_GOAL_. Would you pull out every line of the material that contains the string "TradingView"?

-- START --

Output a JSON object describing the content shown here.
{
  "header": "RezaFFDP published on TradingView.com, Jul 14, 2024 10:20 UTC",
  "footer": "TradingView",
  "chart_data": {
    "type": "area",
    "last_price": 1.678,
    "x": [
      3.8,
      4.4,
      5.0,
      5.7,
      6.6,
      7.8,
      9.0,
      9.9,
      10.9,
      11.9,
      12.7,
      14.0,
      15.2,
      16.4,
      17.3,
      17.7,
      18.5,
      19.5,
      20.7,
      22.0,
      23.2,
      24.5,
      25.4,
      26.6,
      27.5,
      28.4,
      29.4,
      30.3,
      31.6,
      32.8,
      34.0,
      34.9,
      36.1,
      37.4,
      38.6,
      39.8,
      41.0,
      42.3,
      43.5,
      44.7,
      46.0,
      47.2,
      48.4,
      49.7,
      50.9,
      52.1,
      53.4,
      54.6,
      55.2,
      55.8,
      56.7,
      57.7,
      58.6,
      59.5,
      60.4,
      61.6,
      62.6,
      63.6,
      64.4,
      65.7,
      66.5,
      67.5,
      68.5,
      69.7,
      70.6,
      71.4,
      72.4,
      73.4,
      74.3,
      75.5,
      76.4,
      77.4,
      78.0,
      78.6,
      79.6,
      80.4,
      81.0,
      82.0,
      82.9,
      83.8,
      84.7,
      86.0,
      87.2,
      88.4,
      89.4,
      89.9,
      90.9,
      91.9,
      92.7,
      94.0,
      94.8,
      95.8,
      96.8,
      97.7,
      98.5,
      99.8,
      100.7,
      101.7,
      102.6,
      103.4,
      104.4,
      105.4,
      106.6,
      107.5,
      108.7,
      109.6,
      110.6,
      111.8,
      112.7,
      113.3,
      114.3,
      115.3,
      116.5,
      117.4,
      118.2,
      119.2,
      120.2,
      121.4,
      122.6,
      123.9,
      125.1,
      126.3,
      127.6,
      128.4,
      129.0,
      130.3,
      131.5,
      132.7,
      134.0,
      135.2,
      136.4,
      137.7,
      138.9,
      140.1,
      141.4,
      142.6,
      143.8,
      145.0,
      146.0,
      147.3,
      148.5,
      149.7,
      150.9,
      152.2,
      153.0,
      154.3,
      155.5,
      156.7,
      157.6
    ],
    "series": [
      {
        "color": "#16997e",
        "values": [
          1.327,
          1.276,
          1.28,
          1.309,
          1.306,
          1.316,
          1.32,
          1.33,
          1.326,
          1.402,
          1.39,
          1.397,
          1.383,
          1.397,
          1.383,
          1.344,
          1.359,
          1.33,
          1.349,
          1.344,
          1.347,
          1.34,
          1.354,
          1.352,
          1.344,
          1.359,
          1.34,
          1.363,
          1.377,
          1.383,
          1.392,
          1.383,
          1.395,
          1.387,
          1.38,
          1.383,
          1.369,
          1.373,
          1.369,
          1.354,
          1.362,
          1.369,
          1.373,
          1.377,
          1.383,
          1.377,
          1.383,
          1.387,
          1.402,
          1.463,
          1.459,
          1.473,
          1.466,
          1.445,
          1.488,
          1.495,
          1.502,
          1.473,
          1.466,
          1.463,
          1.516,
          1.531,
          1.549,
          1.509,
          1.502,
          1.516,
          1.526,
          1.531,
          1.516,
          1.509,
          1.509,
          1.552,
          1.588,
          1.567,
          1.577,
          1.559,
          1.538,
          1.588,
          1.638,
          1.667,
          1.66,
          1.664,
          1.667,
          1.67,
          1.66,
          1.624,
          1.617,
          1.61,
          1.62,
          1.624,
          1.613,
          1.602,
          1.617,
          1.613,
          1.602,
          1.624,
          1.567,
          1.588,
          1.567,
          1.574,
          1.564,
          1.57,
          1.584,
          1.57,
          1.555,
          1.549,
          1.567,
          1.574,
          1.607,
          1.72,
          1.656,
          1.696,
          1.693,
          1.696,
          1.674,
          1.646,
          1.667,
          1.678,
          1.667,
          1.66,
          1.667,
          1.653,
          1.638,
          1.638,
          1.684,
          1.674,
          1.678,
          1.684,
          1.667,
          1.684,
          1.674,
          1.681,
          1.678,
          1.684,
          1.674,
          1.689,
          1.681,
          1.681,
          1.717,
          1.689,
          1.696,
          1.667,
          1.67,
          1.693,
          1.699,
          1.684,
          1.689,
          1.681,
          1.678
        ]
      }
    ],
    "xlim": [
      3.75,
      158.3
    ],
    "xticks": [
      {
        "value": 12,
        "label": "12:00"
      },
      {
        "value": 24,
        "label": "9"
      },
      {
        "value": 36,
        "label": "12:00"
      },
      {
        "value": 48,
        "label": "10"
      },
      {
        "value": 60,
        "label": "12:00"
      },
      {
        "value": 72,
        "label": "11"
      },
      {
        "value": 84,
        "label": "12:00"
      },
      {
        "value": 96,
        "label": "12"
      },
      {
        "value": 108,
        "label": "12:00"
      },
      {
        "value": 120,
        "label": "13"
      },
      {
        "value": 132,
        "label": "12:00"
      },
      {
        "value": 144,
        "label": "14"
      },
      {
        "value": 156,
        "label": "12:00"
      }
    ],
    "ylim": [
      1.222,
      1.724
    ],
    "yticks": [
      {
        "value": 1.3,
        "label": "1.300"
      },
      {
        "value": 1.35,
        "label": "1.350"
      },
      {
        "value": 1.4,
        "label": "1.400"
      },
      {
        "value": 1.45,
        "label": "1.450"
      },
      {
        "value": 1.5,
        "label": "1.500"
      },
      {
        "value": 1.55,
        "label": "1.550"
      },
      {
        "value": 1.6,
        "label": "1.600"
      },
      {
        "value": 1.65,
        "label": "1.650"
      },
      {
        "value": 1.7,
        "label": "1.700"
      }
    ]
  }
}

-- END --

_THE ANSWER_.
  "header": "RezaFFDP published on TradingView.com, Jul 14, 2024 10:20 UTC",
  "footer": "TradingView",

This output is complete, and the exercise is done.